(Collected data)
****************

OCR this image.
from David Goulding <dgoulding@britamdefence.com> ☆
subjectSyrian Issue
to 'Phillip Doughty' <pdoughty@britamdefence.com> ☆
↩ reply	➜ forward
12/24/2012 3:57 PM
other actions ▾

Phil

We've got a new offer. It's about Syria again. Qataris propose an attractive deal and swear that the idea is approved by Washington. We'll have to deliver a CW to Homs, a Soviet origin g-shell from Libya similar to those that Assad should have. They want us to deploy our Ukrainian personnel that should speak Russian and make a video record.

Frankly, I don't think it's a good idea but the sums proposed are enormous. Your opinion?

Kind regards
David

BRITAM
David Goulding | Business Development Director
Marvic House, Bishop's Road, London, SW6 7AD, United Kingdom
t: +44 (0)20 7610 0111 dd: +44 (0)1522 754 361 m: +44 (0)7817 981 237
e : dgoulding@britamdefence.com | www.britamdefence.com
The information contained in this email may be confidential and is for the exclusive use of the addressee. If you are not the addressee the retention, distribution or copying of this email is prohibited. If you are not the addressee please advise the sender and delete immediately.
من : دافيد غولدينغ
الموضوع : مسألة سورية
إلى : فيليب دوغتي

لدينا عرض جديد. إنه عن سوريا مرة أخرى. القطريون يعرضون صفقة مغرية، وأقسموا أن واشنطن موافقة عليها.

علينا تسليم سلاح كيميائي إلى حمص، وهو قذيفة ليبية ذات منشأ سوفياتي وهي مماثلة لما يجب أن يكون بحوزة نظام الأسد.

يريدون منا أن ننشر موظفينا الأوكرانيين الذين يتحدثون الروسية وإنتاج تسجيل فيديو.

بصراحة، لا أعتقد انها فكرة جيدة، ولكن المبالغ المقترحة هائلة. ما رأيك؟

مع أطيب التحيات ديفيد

****************

▶ [Stated problem]:
Retype the records above exactly.

▶ [Full response]:
OCR this image.
from David Goulding <dgoulding@britamdefence.com> ☆
subjectSyrian Issue
to 'Phillip Doughty' <pdoughty@britamdefence.com> ☆
↩ reply	➜ forward
12/24/2012 3:57 PM
other actions ▾

Phil

We've got a new offer. It's about Syria again. Qataris propose an attractive deal and swear that the idea is approved by Washington. We'll have to deliver a CW to Homs, a Soviet origin g-shell from Libya similar to those that Assad should have. They want us to deploy our Ukrainian personnel that should speak Russian and make a video record.

Frankly, I don't think it's a good idea but the sums proposed are enormous. Your opinion?

Kind regards
David

BRITAM
David Goulding | Business Development Director
Marvic House, Bishop's Road, London, SW6 7AD, United Kingdom
t: +44 (0)20 7610 0111 dd: +44 (0)1522 754 361 m: +44 (0)7817 981 237
e : dgoulding@britamdefence.com | www.britamdefence.com
The information contained in this email may be confidential and is for the exclusive use of the addressee. If you are not the addressee the retention, distribution or copying of this email is prohibited. If you are not the addressee please advise the sender and delete immediately.
من : دافيد غولدينغ
الموضوع : مسألة سورية
إلى : فيليب دوغتي

لدينا عرض جديد. إنه عن سوريا مرة أخرى. القطريون يعرضون صفقة مغرية، وأقسموا أن واشنطن موافقة عليها.

علينا تسليم سلاح كيميائي إلى حمص، وهو قذيفة ليبية ذات منشأ سوفياتي وهي مماثلة لما يجب أن يكون بحوزة نظام الأسد.

يريدون منا أن ننشر موظفينا الأوكرانيين الذين يتحدثون الروسية وإنتاج تسجيل فيديو.

بصراحة، لا أعتقد انها فكرة جيدة، ولكن المبالغ المقترحة هائلة. ما رأيك؟

مع أطيب التحيات ديفيد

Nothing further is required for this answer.